--- begin Data for this exercise ---

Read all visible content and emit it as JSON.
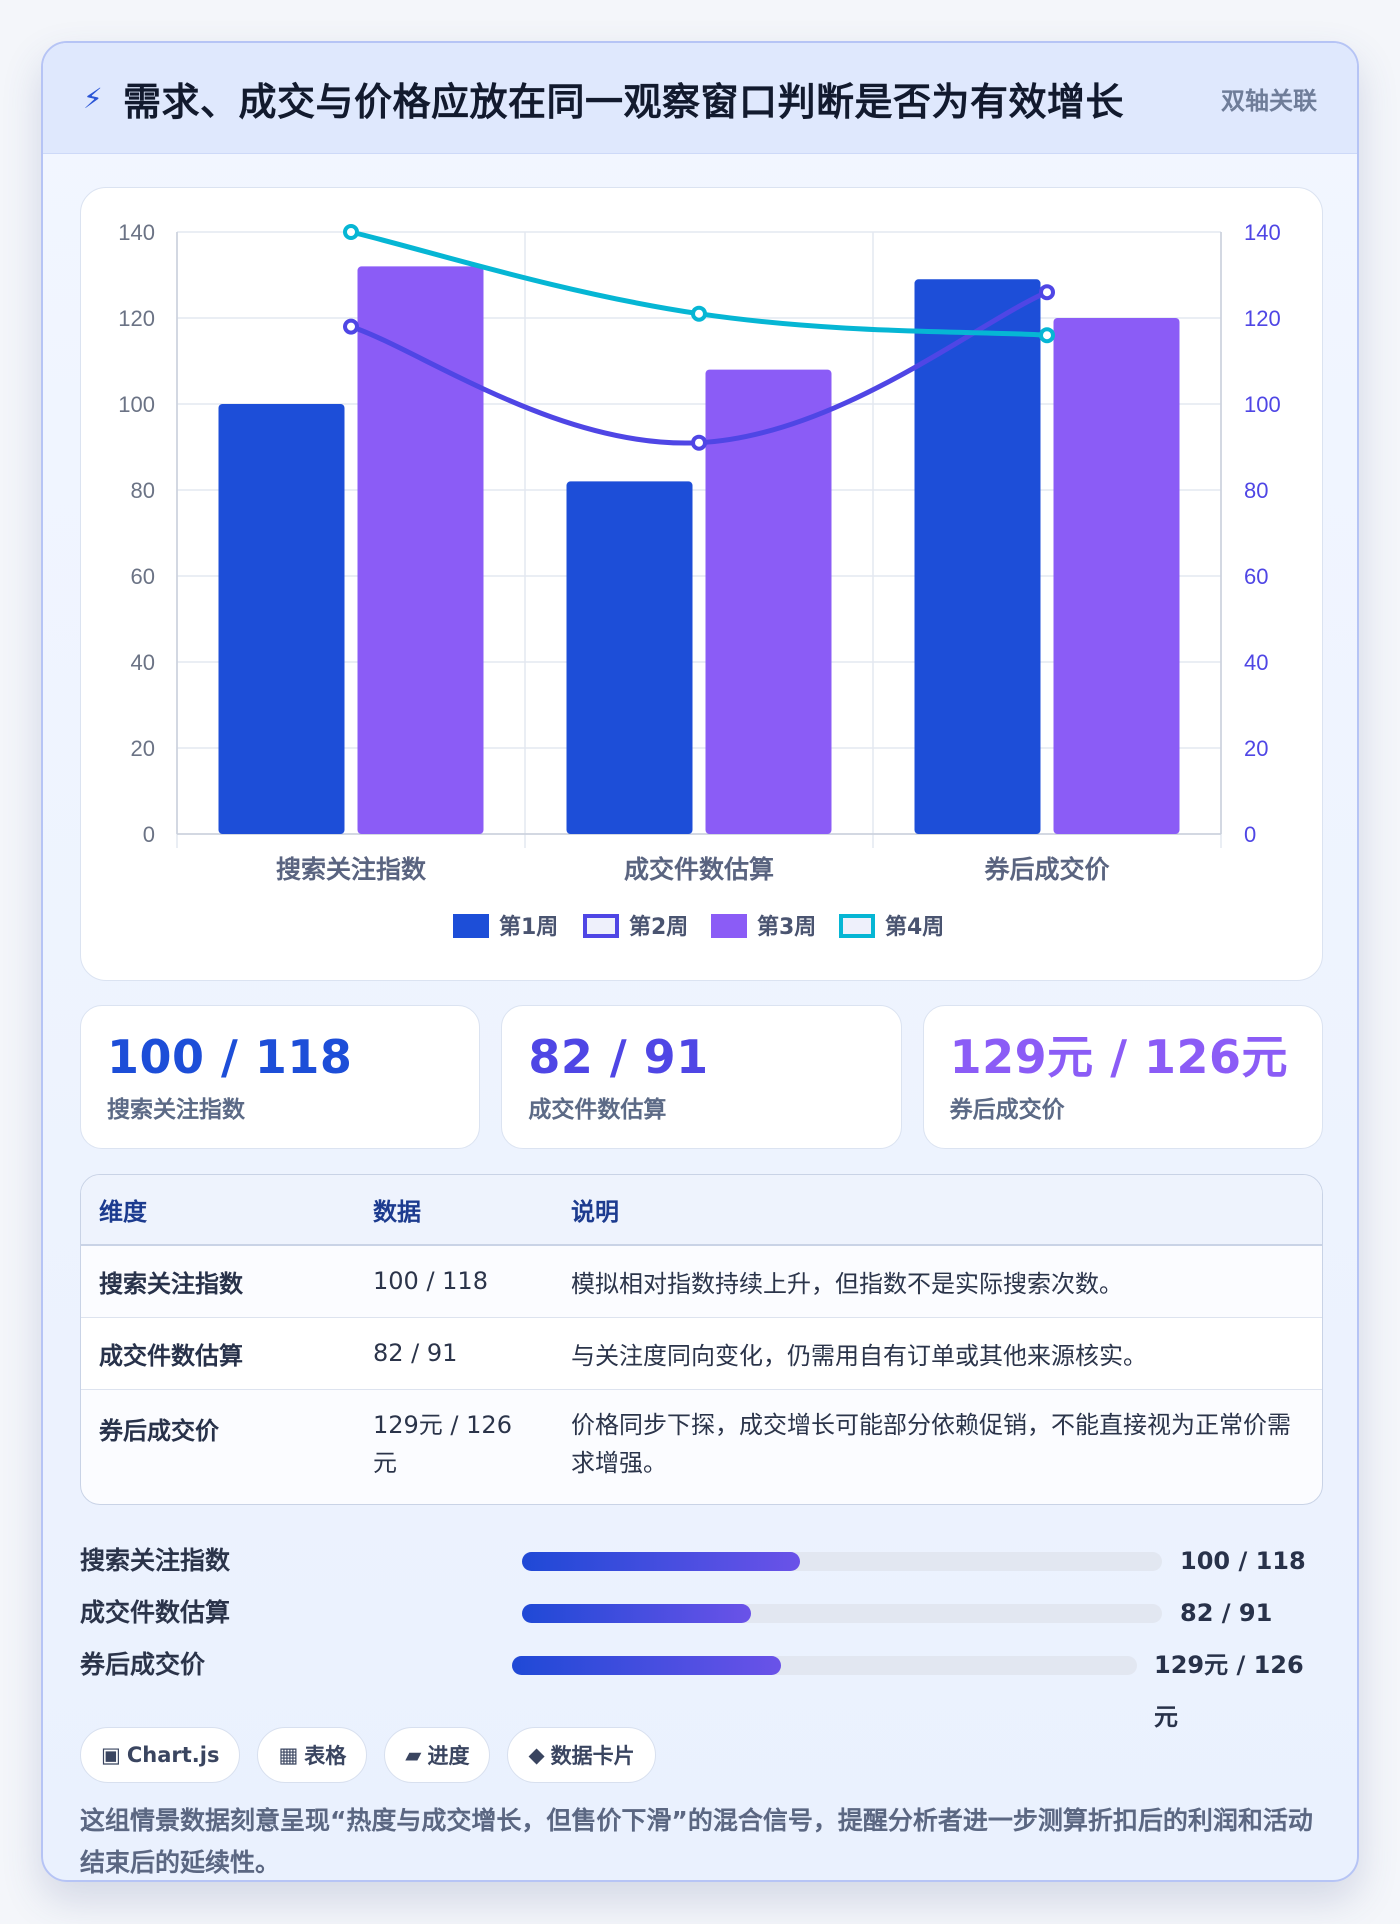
{
  "header": {
    "icon": "bolt-icon",
    "title": "需求、成交与价格应放在同一观察窗口判断是否为有效增长",
    "tag": "双轴关联"
  },
  "chart_data": {
    "type": "bar",
    "categories": [
      "搜索关注指数",
      "成交件数估算",
      "券后成交价"
    ],
    "series": [
      {
        "name": "第1周",
        "type": "bar",
        "axis": "left",
        "color": "#1d4ed8",
        "values": [
          100,
          82,
          129
        ]
      },
      {
        "name": "第2周",
        "type": "line",
        "axis": "right",
        "color": "#4f46e5",
        "values": [
          118,
          91,
          126
        ]
      },
      {
        "name": "第3周",
        "type": "bar",
        "axis": "left",
        "color": "#8b5cf6",
        "values": [
          132,
          108,
          120
        ]
      },
      {
        "name": "第4周",
        "type": "line",
        "axis": "right",
        "color": "#06b6d4",
        "values": [
          140,
          121,
          116
        ]
      }
    ],
    "ylim": [
      0,
      140
    ],
    "y_ticks": [
      0,
      20,
      40,
      60,
      80,
      100,
      120,
      140
    ],
    "y2lim": [
      0,
      140
    ],
    "grid": true,
    "legend": "bottom-center"
  },
  "kpis": [
    {
      "value": "100 / 118",
      "label": "搜索关注指数",
      "color": "#1d4ed8"
    },
    {
      "value": "82 / 91",
      "label": "成交件数估算",
      "color": "#4f46e5"
    },
    {
      "value": "129元 / 126元",
      "label": "券后成交价",
      "color": "#8b5cf6"
    }
  ],
  "table": {
    "headers": [
      "维度",
      "数据",
      "说明"
    ],
    "rows": [
      [
        "搜索关注指数",
        "100 / 118",
        "模拟相对指数持续上升，但指数不是实际搜索次数。"
      ],
      [
        "成交件数估算",
        "82 / 91",
        "与关注度同向变化，仍需用自有订单或其他来源核实。"
      ],
      [
        "券后成交价",
        "129元 / 126元",
        "价格同步下探，成交增长可能部分依赖促销，不能直接视为正常价需求增强。"
      ]
    ]
  },
  "progress": [
    {
      "label": "搜索关注指数",
      "value_text": "100 / 118",
      "fraction": 0.435
    },
    {
      "label": "成交件数估算",
      "value_text": "82 / 91",
      "fraction": 0.358
    },
    {
      "label": "券后成交价",
      "value_text": "129元 / 126元",
      "fraction": 0.43
    }
  ],
  "chips": [
    {
      "icon": "chart-icon",
      "glyph": "▣",
      "label": "Chart.js"
    },
    {
      "icon": "table-icon",
      "glyph": "▦",
      "label": "表格"
    },
    {
      "icon": "progress-icon",
      "glyph": "▰",
      "label": "进度"
    },
    {
      "icon": "card-icon",
      "glyph": "◆",
      "label": "数据卡片"
    }
  ],
  "note": "这组情景数据刻意呈现“热度与成交增长，但售价下滑”的混合信号，提醒分析者进一步测算折扣后的利润和活动结束后的延续性。"
}
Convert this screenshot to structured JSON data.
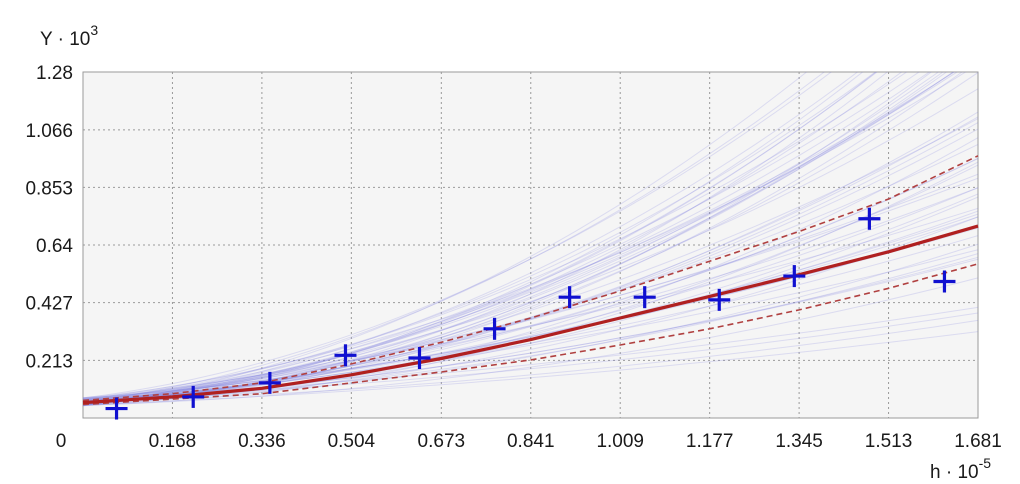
{
  "chart_data": {
    "type": "scatter",
    "title": "",
    "y_axis_label": {
      "base": "Y · 10",
      "exponent": "3"
    },
    "x_axis_label": {
      "base": "h · 10",
      "exponent": "-5"
    },
    "xlim": [
      0,
      1.681
    ],
    "ylim": [
      0,
      1.28
    ],
    "x_ticks": [
      "0",
      "0.168",
      "0.336",
      "0.504",
      "0.673",
      "0.841",
      "1.009",
      "1.177",
      "1.345",
      "1.513",
      "1.681"
    ],
    "y_ticks": [
      "0.213",
      "0.427",
      "0.64",
      "0.853",
      "1.066",
      "1.28"
    ],
    "grid": true,
    "legend": "none",
    "colors": {
      "points": "#1010d0",
      "fit": "#b02020",
      "bands": "#b04040",
      "ensemble": "#8080e0",
      "plot_bg": "#f5f5f5",
      "grid": "#9a9a9a"
    },
    "series": [
      {
        "kind": "points",
        "marker": "plus",
        "x": [
          0.063,
          0.207,
          0.351,
          0.493,
          0.632,
          0.773,
          0.914,
          1.055,
          1.195,
          1.336,
          1.477,
          1.618
        ],
        "y": [
          0.035,
          0.078,
          0.13,
          0.232,
          0.222,
          0.33,
          0.447,
          0.447,
          0.437,
          0.525,
          0.737,
          0.505
        ]
      },
      {
        "kind": "fit",
        "x": [
          0,
          0.168,
          0.336,
          0.504,
          0.673,
          0.841,
          1.009,
          1.177,
          1.345,
          1.513,
          1.681
        ],
        "y": [
          0.057,
          0.078,
          0.11,
          0.16,
          0.22,
          0.29,
          0.37,
          0.45,
          0.53,
          0.615,
          0.71
        ]
      },
      {
        "kind": "band-upper",
        "x": [
          0,
          0.168,
          0.336,
          0.504,
          0.673,
          0.841,
          1.009,
          1.177,
          1.345,
          1.513,
          1.681
        ],
        "y": [
          0.065,
          0.09,
          0.13,
          0.2,
          0.28,
          0.37,
          0.47,
          0.58,
          0.69,
          0.81,
          0.97
        ]
      },
      {
        "kind": "band-lower",
        "x": [
          0,
          0.168,
          0.336,
          0.504,
          0.673,
          0.841,
          1.009,
          1.177,
          1.345,
          1.513,
          1.681
        ],
        "y": [
          0.05,
          0.07,
          0.09,
          0.13,
          0.17,
          0.215,
          0.27,
          0.33,
          0.4,
          0.48,
          0.57
        ]
      }
    ],
    "ensemble_curves": 60
  }
}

--- end Data for this exercise ---

> _Given request_
Omit the pictures and give the material again, exactly and in full.

> _The output_
Read all visible content and emit it as JSON.
{
  "header": {
    "icon": "bolt-icon",
    "title": "需求、成交与价格应放在同一观察窗口判断是否为有效增长",
    "tag": "双轴关联"
  },
  "chart_data": {
    "type": "bar",
    "categories": [
      "搜索关注指数",
      "成交件数估算",
      "券后成交价"
    ],
    "series": [
      {
        "name": "第1周",
        "type": "bar",
        "axis": "left",
        "color": "#1d4ed8",
        "values": [
          100,
          82,
          129
        ]
      },
      {
        "name": "第2周",
        "type": "line",
        "axis": "right",
        "color": "#4f46e5",
        "values": [
          118,
          91,
          126
        ]
      },
      {
        "name": "第3周",
        "type": "bar",
        "axis": "left",
        "color": "#8b5cf6",
        "values": [
          132,
          108,
          120
        ]
      },
      {
        "name": "第4周",
        "type": "line",
        "axis": "right",
        "color": "#06b6d4",
        "values": [
          140,
          121,
          116
        ]
      }
    ],
    "ylim": [
      0,
      140
    ],
    "y_ticks": [
      0,
      20,
      40,
      60,
      80,
      100,
      120,
      140
    ],
    "y2lim": [
      0,
      140
    ],
    "grid": true,
    "legend": "bottom-center"
  },
  "kpis": [
    {
      "value": "100 / 118",
      "label": "搜索关注指数",
      "color": "#1d4ed8"
    },
    {
      "value": "82 / 91",
      "label": "成交件数估算",
      "color": "#4f46e5"
    },
    {
      "value": "129元 / 126元",
      "label": "券后成交价",
      "color": "#8b5cf6"
    }
  ],
  "table": {
    "headers": [
      "维度",
      "数据",
      "说明"
    ],
    "rows": [
      [
        "搜索关注指数",
        "100 / 118",
        "模拟相对指数持续上升，但指数不是实际搜索次数。"
      ],
      [
        "成交件数估算",
        "82 / 91",
        "与关注度同向变化，仍需用自有订单或其他来源核实。"
      ],
      [
        "券后成交价",
        "129元 / 126元",
        "价格同步下探，成交增长可能部分依赖促销，不能直接视为正常价需求增强。"
      ]
    ]
  },
  "progress": [
    {
      "label": "搜索关注指数",
      "value_text": "100 / 118",
      "fraction": 0.435
    },
    {
      "label": "成交件数估算",
      "value_text": "82 / 91",
      "fraction": 0.358
    },
    {
      "label": "券后成交价",
      "value_text": "129元 / 126元",
      "fraction": 0.43
    }
  ],
  "chips": [
    {
      "icon": "chart-icon",
      "glyph": "▣",
      "label": "Chart.js"
    },
    {
      "icon": "table-icon",
      "glyph": "▦",
      "label": "表格"
    },
    {
      "icon": "progress-icon",
      "glyph": "▰",
      "label": "进度"
    },
    {
      "icon": "card-icon",
      "glyph": "◆",
      "label": "数据卡片"
    }
  ],
  "note": "这组情景数据刻意呈现“热度与成交增长，但售价下滑”的混合信号，提醒分析者进一步测算折扣后的利润和活动结束后的延续性。"
}
Convert this screenshot to structured JSON data.
{
  "chart_data": {
    "type": "scatter",
    "title": "",
    "y_axis_label": {
      "base": "Y · 10",
      "exponent": "3"
    },
    "x_axis_label": {
      "base": "h · 10",
      "exponent": "-5"
    },
    "xlim": [
      0,
      1.681
    ],
    "ylim": [
      0,
      1.28
    ],
    "x_ticks": [
      "0",
      "0.168",
      "0.336",
      "0.504",
      "0.673",
      "0.841",
      "1.009",
      "1.177",
      "1.345",
      "1.513",
      "1.681"
    ],
    "y_ticks": [
      "0.213",
      "0.427",
      "0.64",
      "0.853",
      "1.066",
      "1.28"
    ],
    "grid": true,
    "legend": "none",
    "colors": {
      "points": "#1010d0",
      "fit": "#b02020",
      "bands": "#b04040",
      "ensemble": "#8080e0",
      "plot_bg": "#f5f5f5",
      "grid": "#9a9a9a"
    },
    "series": [
      {
        "kind": "points",
        "marker": "plus",
        "x": [
          0.063,
          0.207,
          0.351,
          0.493,
          0.632,
          0.773,
          0.914,
          1.055,
          1.195,
          1.336,
          1.477,
          1.618
        ],
        "y": [
          0.035,
          0.078,
          0.13,
          0.232,
          0.222,
          0.33,
          0.447,
          0.447,
          0.437,
          0.525,
          0.737,
          0.505
        ]
      },
      {
        "kind": "fit",
        "x": [
          0,
          0.168,
          0.336,
          0.504,
          0.673,
          0.841,
          1.009,
          1.177,
          1.345,
          1.513,
          1.681
        ],
        "y": [
          0.057,
          0.078,
          0.11,
          0.16,
          0.22,
          0.29,
          0.37,
          0.45,
          0.53,
          0.615,
          0.71
        ]
      },
      {
        "kind": "band-upper",
        "x": [
          0,
          0.168,
          0.336,
          0.504,
          0.673,
          0.841,
          1.009,
          1.177,
          1.345,
          1.513,
          1.681
        ],
        "y": [
          0.065,
          0.09,
          0.13,
          0.2,
          0.28,
          0.37,
          0.47,
          0.58,
          0.69,
          0.81,
          0.97
        ]
      },
      {
        "kind": "band-lower",
        "x": [
          0,
          0.168,
          0.336,
          0.504,
          0.673,
          0.841,
          1.009,
          1.177,
          1.345,
          1.513,
          1.681
        ],
        "y": [
          0.05,
          0.07,
          0.09,
          0.13,
          0.17,
          0.215,
          0.27,
          0.33,
          0.4,
          0.48,
          0.57
        ]
      }
    ],
    "ensemble_curves": 60
  }
}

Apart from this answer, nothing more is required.